* **TASK TO COMPLETE**
Gather the lines below that include the string "المثنى", copying each in full.

* **GIVEN RECORDS**
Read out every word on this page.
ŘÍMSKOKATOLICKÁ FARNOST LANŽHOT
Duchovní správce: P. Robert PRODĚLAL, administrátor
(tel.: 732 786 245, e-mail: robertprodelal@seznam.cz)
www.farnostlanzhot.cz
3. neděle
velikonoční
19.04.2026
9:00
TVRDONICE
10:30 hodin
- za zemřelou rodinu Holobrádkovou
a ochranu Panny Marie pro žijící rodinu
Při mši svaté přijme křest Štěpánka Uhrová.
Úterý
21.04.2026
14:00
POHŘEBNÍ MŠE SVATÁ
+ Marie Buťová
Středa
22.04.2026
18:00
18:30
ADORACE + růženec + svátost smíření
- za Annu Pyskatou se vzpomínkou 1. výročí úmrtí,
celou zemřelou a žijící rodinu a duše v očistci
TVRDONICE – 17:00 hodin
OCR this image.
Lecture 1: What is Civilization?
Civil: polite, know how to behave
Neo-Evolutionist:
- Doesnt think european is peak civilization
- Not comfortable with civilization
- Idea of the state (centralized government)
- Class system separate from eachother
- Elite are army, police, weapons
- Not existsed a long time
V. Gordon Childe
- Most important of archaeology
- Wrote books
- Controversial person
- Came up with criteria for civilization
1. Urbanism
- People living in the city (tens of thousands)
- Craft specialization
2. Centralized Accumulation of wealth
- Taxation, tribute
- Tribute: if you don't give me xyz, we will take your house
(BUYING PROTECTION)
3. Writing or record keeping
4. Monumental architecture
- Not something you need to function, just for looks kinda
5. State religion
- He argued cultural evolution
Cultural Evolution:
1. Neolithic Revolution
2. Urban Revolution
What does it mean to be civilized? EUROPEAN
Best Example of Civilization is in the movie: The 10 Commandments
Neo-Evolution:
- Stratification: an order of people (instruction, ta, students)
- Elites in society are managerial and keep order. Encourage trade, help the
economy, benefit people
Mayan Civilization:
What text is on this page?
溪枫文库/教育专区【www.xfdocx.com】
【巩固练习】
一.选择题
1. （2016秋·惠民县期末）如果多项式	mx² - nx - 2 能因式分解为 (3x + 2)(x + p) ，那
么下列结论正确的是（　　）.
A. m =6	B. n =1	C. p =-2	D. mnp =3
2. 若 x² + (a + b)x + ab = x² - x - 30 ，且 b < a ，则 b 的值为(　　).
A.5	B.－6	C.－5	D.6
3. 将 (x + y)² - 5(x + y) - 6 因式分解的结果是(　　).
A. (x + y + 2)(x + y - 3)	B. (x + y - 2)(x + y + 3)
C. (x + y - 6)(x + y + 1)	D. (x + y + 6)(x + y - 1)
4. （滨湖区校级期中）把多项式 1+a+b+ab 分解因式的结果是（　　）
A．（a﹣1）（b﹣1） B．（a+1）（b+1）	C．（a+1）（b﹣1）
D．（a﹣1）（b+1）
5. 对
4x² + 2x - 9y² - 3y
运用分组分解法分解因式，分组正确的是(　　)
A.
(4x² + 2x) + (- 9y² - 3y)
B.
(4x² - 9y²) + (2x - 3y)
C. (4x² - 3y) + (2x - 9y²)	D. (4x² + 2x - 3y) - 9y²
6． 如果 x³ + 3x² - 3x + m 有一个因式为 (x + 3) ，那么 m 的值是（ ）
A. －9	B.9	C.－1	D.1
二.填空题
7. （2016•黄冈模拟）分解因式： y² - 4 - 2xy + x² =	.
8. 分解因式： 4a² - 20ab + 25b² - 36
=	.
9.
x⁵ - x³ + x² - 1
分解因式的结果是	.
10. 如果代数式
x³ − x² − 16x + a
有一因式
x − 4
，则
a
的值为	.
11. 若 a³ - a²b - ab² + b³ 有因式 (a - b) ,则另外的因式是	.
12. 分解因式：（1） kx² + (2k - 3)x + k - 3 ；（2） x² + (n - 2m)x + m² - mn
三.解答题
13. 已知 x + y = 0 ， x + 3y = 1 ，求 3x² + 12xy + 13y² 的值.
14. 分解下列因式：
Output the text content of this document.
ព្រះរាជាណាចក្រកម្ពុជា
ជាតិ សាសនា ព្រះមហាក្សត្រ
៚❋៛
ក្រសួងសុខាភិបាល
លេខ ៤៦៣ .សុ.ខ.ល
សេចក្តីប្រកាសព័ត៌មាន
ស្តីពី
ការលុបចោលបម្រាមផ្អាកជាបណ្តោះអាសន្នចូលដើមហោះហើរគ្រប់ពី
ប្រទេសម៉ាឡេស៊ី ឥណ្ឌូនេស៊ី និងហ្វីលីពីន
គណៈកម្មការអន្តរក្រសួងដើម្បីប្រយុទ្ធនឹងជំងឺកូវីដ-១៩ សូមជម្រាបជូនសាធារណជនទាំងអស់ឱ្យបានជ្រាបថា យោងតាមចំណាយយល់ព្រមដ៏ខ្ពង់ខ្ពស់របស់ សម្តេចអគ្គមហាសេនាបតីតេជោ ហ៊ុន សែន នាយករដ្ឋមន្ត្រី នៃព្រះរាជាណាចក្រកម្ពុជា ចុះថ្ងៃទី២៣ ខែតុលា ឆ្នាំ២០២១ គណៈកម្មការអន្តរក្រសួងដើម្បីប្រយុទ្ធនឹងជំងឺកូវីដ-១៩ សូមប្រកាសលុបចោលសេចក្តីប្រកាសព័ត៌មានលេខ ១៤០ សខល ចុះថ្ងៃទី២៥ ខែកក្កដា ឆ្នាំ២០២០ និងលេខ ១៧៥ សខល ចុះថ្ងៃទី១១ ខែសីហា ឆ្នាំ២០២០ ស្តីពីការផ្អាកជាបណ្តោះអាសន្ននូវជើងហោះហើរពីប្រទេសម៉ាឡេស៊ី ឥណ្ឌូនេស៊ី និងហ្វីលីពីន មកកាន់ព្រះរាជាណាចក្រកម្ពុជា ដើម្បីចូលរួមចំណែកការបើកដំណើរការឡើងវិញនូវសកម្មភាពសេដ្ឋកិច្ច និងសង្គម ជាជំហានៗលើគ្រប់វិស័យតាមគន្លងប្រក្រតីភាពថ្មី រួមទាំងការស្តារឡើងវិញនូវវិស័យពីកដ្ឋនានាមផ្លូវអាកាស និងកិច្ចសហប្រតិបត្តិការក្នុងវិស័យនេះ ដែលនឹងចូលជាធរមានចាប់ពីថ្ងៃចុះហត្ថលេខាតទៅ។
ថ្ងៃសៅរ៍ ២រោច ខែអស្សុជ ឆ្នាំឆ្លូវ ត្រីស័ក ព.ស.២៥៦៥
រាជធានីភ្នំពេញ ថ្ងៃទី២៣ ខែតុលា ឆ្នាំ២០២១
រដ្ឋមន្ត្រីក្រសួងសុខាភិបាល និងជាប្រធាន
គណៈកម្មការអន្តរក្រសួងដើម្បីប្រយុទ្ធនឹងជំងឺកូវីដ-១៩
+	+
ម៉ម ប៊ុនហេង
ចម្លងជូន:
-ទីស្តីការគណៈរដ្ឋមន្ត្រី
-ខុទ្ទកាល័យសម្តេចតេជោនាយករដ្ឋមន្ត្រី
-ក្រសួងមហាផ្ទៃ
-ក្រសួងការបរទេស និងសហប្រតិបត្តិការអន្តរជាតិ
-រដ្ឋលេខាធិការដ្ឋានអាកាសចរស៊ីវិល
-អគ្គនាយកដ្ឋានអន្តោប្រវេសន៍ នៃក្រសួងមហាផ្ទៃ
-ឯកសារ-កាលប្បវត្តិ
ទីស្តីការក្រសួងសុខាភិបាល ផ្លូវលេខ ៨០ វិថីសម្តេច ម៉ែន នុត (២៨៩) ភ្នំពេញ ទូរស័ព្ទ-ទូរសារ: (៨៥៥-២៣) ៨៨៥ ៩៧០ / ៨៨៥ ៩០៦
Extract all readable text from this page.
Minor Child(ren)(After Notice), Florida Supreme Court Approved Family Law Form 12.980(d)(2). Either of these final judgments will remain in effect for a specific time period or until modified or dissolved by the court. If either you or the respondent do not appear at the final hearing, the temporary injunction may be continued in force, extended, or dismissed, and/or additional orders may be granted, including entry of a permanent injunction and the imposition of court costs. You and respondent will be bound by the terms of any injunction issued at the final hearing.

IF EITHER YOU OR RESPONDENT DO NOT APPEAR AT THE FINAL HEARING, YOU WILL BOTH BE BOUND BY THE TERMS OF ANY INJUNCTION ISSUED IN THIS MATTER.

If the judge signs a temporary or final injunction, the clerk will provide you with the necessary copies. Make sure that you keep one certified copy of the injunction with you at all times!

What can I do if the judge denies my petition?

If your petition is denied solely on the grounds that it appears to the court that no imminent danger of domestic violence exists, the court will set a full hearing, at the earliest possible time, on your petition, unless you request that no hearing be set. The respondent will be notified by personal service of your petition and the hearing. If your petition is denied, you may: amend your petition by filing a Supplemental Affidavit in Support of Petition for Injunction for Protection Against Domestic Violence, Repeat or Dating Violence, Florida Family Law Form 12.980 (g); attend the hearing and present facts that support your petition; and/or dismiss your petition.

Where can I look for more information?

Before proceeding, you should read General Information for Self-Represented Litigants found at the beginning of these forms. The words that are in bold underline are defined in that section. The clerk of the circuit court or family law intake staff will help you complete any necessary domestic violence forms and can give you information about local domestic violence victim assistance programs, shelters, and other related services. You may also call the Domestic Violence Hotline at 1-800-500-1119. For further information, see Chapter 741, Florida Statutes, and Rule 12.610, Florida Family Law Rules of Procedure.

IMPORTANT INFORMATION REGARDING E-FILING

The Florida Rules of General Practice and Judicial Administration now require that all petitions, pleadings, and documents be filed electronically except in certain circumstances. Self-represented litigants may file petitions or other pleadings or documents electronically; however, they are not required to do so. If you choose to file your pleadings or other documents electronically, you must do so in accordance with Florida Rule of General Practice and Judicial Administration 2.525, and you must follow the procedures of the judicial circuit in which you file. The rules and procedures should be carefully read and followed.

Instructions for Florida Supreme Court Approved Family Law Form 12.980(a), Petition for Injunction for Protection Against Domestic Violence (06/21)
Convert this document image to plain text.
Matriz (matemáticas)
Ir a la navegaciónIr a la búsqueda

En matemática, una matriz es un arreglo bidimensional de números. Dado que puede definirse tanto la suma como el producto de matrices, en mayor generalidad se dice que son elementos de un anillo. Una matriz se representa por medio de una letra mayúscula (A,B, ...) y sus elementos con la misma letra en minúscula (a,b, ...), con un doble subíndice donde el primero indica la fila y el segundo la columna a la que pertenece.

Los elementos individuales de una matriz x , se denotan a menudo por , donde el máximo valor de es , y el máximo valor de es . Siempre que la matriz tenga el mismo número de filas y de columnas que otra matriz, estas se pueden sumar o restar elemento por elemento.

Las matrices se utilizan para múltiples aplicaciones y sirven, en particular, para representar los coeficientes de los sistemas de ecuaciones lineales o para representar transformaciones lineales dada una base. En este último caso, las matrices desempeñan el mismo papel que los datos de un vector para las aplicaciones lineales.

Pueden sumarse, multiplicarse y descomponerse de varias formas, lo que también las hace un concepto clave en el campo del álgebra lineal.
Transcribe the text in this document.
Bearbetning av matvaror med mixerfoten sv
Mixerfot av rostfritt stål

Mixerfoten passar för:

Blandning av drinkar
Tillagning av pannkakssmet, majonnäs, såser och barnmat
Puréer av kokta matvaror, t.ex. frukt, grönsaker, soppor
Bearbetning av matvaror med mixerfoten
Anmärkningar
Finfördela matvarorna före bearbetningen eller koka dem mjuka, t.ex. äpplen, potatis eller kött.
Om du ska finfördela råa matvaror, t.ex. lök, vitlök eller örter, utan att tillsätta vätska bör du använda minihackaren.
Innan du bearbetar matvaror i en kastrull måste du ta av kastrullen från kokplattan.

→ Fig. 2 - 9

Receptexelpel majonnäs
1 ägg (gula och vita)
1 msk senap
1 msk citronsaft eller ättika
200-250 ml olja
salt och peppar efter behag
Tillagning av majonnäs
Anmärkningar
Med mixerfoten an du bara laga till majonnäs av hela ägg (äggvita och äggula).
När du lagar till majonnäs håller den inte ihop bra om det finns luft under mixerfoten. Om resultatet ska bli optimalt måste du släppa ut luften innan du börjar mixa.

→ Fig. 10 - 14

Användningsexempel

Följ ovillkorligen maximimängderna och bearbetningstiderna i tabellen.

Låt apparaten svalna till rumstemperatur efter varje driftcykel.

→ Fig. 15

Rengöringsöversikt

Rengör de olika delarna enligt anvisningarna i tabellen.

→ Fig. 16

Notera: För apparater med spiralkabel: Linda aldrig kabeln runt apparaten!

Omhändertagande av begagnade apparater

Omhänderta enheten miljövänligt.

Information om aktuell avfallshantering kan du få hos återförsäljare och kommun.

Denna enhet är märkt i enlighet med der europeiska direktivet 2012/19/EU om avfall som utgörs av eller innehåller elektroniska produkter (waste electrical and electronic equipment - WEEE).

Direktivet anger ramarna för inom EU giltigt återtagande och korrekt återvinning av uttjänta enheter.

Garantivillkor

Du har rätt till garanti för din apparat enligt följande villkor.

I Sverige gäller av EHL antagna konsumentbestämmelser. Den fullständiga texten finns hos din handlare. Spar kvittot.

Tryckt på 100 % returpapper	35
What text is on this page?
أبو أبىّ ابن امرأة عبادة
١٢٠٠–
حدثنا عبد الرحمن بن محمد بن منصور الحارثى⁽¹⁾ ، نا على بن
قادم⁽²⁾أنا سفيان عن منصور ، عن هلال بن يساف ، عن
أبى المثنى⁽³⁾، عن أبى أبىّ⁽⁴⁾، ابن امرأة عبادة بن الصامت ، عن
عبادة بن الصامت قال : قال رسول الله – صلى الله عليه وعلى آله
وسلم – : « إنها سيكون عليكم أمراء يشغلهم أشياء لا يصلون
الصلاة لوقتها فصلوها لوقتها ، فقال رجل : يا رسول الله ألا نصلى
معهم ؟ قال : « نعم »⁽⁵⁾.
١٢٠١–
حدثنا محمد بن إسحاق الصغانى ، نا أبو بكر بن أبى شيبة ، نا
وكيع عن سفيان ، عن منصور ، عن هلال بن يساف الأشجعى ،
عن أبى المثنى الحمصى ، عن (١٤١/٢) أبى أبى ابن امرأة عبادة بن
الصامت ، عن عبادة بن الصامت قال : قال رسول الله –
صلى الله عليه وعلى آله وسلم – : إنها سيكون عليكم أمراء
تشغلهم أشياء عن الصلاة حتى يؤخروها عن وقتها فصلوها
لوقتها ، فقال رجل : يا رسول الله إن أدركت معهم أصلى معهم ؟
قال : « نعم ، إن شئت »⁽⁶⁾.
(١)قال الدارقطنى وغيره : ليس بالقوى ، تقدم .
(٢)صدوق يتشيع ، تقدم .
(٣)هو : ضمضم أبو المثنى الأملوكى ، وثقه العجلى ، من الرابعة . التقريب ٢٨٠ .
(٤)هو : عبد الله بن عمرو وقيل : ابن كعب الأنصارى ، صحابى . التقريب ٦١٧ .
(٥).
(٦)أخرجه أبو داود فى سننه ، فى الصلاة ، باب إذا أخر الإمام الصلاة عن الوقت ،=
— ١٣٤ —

* **ANSWER FOR THE TASK**
أبى المثنى⁽³⁾، عن أبى أبىّ⁽⁴⁾، ابن امرأة عبادة بن الصامت ، عن
عن أبى المثنى الحمصى ، عن (١٤١/٢) أبى أبى ابن امرأة عبادة بن
(٣)هو : ضمضم أبو المثنى الأملوكى ، وثقه العجلى ، من الرابعة . التقريب ٢٨٠ .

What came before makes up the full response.